BEGIN Dataset

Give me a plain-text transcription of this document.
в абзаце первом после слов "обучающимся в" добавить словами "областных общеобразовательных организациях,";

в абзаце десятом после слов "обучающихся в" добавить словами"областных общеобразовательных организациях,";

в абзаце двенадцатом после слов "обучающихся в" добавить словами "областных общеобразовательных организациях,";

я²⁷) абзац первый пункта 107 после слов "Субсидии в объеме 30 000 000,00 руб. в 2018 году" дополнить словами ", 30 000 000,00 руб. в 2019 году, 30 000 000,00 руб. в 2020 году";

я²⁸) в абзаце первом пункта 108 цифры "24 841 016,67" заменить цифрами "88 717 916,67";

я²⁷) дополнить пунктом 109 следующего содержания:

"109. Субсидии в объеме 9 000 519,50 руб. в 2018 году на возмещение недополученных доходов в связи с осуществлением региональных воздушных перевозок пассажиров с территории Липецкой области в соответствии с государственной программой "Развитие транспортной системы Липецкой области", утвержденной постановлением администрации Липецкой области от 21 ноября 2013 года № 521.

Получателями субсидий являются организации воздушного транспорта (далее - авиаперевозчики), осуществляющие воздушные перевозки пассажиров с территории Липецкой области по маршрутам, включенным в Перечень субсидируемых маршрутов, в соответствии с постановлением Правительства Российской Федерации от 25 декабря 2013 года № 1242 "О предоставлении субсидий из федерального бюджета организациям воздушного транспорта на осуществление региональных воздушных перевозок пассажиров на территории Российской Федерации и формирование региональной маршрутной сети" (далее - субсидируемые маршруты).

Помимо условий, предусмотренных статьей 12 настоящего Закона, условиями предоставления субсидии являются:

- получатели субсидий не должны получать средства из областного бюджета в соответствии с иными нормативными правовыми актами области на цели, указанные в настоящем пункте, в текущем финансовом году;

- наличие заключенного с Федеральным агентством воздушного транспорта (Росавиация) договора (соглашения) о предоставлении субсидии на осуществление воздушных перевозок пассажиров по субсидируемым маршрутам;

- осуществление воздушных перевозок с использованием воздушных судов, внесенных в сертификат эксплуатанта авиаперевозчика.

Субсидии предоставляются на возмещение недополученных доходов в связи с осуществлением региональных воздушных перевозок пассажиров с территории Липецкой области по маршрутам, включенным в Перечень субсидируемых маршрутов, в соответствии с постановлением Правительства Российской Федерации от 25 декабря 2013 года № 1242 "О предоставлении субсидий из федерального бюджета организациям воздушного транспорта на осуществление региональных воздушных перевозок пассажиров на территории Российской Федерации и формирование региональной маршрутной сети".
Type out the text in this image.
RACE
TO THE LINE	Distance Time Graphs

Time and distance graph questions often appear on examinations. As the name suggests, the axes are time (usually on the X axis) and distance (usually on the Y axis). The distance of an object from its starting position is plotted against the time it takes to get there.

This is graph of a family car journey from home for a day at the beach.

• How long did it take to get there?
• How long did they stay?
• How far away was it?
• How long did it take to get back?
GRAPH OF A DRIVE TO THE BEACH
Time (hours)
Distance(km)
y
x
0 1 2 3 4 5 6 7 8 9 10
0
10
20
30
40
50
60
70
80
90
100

END Dataset

-- Goal of the exercise --
Retype all the records, matching them exactly.

-- Exercise output --
Give me a plain-text transcription of this document.
в абзаце первом после слов "обучающимся в" добавить словами "областных общеобразовательных организациях,";

в абзаце десятом после слов "обучающихся в" добавить словами"областных общеобразовательных организациях,";

в абзаце двенадцатом после слов "обучающихся в" добавить словами "областных общеобразовательных организациях,";

я²⁷) абзац первый пункта 107 после слов "Субсидии в объеме 30 000 000,00 руб. в 2018 году" дополнить словами ", 30 000 000,00 руб. в 2019 году, 30 000 000,00 руб. в 2020 году";

я²⁸) в абзаце первом пункта 108 цифры "24 841 016,67" заменить цифрами "88 717 916,67";

я²⁷) дополнить пунктом 109 следующего содержания:

"109. Субсидии в объеме 9 000 519,50 руб. в 2018 году на возмещение недополученных доходов в связи с осуществлением региональных воздушных перевозок пассажиров с территории Липецкой области в соответствии с государственной программой "Развитие транспортной системы Липецкой области", утвержденной постановлением администрации Липецкой области от 21 ноября 2013 года № 521.

Получателями субсидий являются организации воздушного транспорта (далее - авиаперевозчики), осуществляющие воздушные перевозки пассажиров с территории Липецкой области по маршрутам, включенным в Перечень субсидируемых маршрутов, в соответствии с постановлением Правительства Российской Федерации от 25 декабря 2013 года № 1242 "О предоставлении субсидий из федерального бюджета организациям воздушного транспорта на осуществление региональных воздушных перевозок пассажиров на территории Российской Федерации и формирование региональной маршрутной сети" (далее - субсидируемые маршруты).

Помимо условий, предусмотренных статьей 12 настоящего Закона, условиями предоставления субсидии являются:

- получатели субсидий не должны получать средства из областного бюджета в соответствии с иными нормативными правовыми актами области на цели, указанные в настоящем пункте, в текущем финансовом году;

- наличие заключенного с Федеральным агентством воздушного транспорта (Росавиация) договора (соглашения) о предоставлении субсидии на осуществление воздушных перевозок пассажиров по субсидируемым маршрутам;

- осуществление воздушных перевозок с использованием воздушных судов, внесенных в сертификат эксплуатанта авиаперевозчика.

Субсидии предоставляются на возмещение недополученных доходов в связи с осуществлением региональных воздушных перевозок пассажиров с территории Липецкой области по маршрутам, включенным в Перечень субсидируемых маршрутов, в соответствии с постановлением Правительства Российской Федерации от 25 декабря 2013 года № 1242 "О предоставлении субсидий из федерального бюджета организациям воздушного транспорта на осуществление региональных воздушных перевозок пассажиров на территории Российской Федерации и формирование региональной маршрутной сети".
Type out the text in this image.
RACE
TO THE LINE	Distance Time Graphs

Time and distance graph questions often appear on examinations. As the name suggests, the axes are time (usually on the X axis) and distance (usually on the Y axis). The distance of an object from its starting position is plotted against the time it takes to get there.

This is graph of a family car journey from home for a day at the beach.

• How long did it take to get there?
• How long did they stay?
• How far away was it?
• How long did it take to get back?
GRAPH OF A DRIVE TO THE BEACH
Time (hours)
Distance(km)
y
x
0 1 2 3 4 5 6 7 8 9 10
0
10
20
30
40
50
60
70
80
90
100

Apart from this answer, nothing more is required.